YOUR TASK ▸
All of the material below is to be returned exactly.

Dataset items:
— START —

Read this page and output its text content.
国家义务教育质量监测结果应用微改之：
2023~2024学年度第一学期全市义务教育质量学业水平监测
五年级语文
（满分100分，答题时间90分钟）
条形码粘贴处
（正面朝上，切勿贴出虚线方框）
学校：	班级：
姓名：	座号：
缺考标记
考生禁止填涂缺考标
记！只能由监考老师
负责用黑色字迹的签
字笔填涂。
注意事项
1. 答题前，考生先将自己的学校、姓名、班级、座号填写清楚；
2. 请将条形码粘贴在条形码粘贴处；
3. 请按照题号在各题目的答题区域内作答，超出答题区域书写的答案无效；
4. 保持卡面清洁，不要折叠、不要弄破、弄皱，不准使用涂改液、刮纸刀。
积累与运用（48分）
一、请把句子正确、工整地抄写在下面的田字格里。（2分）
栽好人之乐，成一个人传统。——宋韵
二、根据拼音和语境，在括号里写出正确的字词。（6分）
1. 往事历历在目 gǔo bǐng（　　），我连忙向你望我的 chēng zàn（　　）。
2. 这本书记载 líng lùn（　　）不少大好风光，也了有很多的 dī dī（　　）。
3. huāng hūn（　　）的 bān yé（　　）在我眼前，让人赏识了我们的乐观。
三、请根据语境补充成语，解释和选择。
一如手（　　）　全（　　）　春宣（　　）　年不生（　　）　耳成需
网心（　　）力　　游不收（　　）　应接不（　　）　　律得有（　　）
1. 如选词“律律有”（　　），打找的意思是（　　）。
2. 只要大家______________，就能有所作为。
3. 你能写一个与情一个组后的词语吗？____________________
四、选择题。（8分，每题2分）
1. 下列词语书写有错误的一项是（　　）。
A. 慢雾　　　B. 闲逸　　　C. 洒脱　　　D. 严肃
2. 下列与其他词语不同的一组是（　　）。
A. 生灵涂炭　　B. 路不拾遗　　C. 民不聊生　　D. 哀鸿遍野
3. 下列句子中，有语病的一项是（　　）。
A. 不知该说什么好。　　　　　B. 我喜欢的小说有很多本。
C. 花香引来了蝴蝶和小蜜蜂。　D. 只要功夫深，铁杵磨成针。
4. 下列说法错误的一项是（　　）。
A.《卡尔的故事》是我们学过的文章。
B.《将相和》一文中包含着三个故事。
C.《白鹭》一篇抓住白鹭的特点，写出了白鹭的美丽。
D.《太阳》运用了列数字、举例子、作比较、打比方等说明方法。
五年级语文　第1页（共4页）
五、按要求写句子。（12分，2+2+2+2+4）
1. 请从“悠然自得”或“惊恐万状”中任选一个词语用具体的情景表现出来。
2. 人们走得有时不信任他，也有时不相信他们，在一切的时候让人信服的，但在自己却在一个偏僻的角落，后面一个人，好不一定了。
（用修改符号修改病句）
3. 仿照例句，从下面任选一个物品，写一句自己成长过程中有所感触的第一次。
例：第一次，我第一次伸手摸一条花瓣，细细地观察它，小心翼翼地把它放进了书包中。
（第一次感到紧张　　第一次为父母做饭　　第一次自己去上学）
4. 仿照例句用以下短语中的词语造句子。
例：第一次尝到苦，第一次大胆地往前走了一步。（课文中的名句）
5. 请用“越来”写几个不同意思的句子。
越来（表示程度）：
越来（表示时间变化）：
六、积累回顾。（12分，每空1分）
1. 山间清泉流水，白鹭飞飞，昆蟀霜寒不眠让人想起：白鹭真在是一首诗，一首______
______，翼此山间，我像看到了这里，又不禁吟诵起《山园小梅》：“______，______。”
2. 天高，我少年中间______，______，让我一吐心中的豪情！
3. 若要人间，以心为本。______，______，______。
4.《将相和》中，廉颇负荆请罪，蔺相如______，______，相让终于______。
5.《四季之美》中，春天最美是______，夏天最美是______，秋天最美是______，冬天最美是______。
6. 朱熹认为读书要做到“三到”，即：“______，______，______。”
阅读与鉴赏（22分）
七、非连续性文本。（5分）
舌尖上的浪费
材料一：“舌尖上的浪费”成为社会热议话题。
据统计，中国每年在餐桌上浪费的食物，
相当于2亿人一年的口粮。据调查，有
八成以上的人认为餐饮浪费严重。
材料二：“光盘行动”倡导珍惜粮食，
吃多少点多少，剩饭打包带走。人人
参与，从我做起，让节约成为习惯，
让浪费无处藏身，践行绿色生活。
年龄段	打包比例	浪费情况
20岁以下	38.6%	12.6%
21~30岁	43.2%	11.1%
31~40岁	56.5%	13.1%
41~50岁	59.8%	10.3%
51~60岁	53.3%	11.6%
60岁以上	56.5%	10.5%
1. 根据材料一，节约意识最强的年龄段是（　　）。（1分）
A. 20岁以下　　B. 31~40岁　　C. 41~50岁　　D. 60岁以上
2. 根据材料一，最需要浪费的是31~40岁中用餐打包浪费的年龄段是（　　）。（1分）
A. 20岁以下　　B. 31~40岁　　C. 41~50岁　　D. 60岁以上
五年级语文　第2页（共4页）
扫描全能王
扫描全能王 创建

— END —

SOLVED EXERCISE ▸
Read this page and output its text content.
国家义务教育质量监测结果应用微改之：
2023~2024学年度第一学期全市义务教育质量学业水平监测
五年级语文
（满分100分，答题时间90分钟）
条形码粘贴处
（正面朝上，切勿贴出虚线方框）
学校：	班级：
姓名：	座号：
缺考标记
考生禁止填涂缺考标
记！只能由监考老师
负责用黑色字迹的签
字笔填涂。
注意事项
1. 答题前，考生先将自己的学校、姓名、班级、座号填写清楚；
2. 请将条形码粘贴在条形码粘贴处；
3. 请按照题号在各题目的答题区域内作答，超出答题区域书写的答案无效；
4. 保持卡面清洁，不要折叠、不要弄破、弄皱，不准使用涂改液、刮纸刀。
积累与运用（48分）
一、请把句子正确、工整地抄写在下面的田字格里。（2分）
栽好人之乐，成一个人传统。——宋韵
二、根据拼音和语境，在括号里写出正确的字词。（6分）
1. 往事历历在目 gǔo bǐng（　　），我连忙向你望我的 chēng zàn（　　）。
2. 这本书记载 líng lùn（　　）不少大好风光，也了有很多的 dī dī（　　）。
3. huāng hūn（　　）的 bān yé（　　）在我眼前，让人赏识了我们的乐观。
三、请根据语境补充成语，解释和选择。
一如手（　　）　全（　　）　春宣（　　）　年不生（　　）　耳成需
网心（　　）力　　游不收（　　）　应接不（　　）　　律得有（　　）
1. 如选词“律律有”（　　），打找的意思是（　　）。
2. 只要大家______________，就能有所作为。
3. 你能写一个与情一个组后的词语吗？____________________
四、选择题。（8分，每题2分）
1. 下列词语书写有错误的一项是（　　）。
A. 慢雾　　　B. 闲逸　　　C. 洒脱　　　D. 严肃
2. 下列与其他词语不同的一组是（　　）。
A. 生灵涂炭　　B. 路不拾遗　　C. 民不聊生　　D. 哀鸿遍野
3. 下列句子中，有语病的一项是（　　）。
A. 不知该说什么好。　　　　　B. 我喜欢的小说有很多本。
C. 花香引来了蝴蝶和小蜜蜂。　D. 只要功夫深，铁杵磨成针。
4. 下列说法错误的一项是（　　）。
A.《卡尔的故事》是我们学过的文章。
B.《将相和》一文中包含着三个故事。
C.《白鹭》一篇抓住白鹭的特点，写出了白鹭的美丽。
D.《太阳》运用了列数字、举例子、作比较、打比方等说明方法。
五年级语文　第1页（共4页）
五、按要求写句子。（12分，2+2+2+2+4）
1. 请从“悠然自得”或“惊恐万状”中任选一个词语用具体的情景表现出来。
2. 人们走得有时不信任他，也有时不相信他们，在一切的时候让人信服的，但在自己却在一个偏僻的角落，后面一个人，好不一定了。
（用修改符号修改病句）
3. 仿照例句，从下面任选一个物品，写一句自己成长过程中有所感触的第一次。
例：第一次，我第一次伸手摸一条花瓣，细细地观察它，小心翼翼地把它放进了书包中。
（第一次感到紧张　　第一次为父母做饭　　第一次自己去上学）
4. 仿照例句用以下短语中的词语造句子。
例：第一次尝到苦，第一次大胆地往前走了一步。（课文中的名句）
5. 请用“越来”写几个不同意思的句子。
越来（表示程度）：
越来（表示时间变化）：
六、积累回顾。（12分，每空1分）
1. 山间清泉流水，白鹭飞飞，昆蟀霜寒不眠让人想起：白鹭真在是一首诗，一首______
______，翼此山间，我像看到了这里，又不禁吟诵起《山园小梅》：“______，______。”
2. 天高，我少年中间______，______，让我一吐心中的豪情！
3. 若要人间，以心为本。______，______，______。
4.《将相和》中，廉颇负荆请罪，蔺相如______，______，相让终于______。
5.《四季之美》中，春天最美是______，夏天最美是______，秋天最美是______，冬天最美是______。
6. 朱熹认为读书要做到“三到”，即：“______，______，______。”
阅读与鉴赏（22分）
七、非连续性文本。（5分）
舌尖上的浪费
材料一：“舌尖上的浪费”成为社会热议话题。
据统计，中国每年在餐桌上浪费的食物，
相当于2亿人一年的口粮。据调查，有
八成以上的人认为餐饮浪费严重。
材料二：“光盘行动”倡导珍惜粮食，
吃多少点多少，剩饭打包带走。人人
参与，从我做起，让节约成为习惯，
让浪费无处藏身，践行绿色生活。
年龄段	打包比例	浪费情况
20岁以下	38.6%	12.6%
21~30岁	43.2%	11.1%
31~40岁	56.5%	13.1%
41~50岁	59.8%	10.3%
51~60岁	53.3%	11.6%
60岁以上	56.5%	10.5%
1. 根据材料一，节约意识最强的年龄段是（　　）。（1分）
A. 20岁以下　　B. 31~40岁　　C. 41~50岁　　D. 60岁以上
2. 根据材料一，最需要浪费的是31~40岁中用餐打包浪费的年龄段是（　　）。（1分）
A. 20岁以下　　B. 31~40岁　　C. 41~50岁　　D. 60岁以上
五年级语文　第2页（共4页）
扫描全能王
扫描全能王 创建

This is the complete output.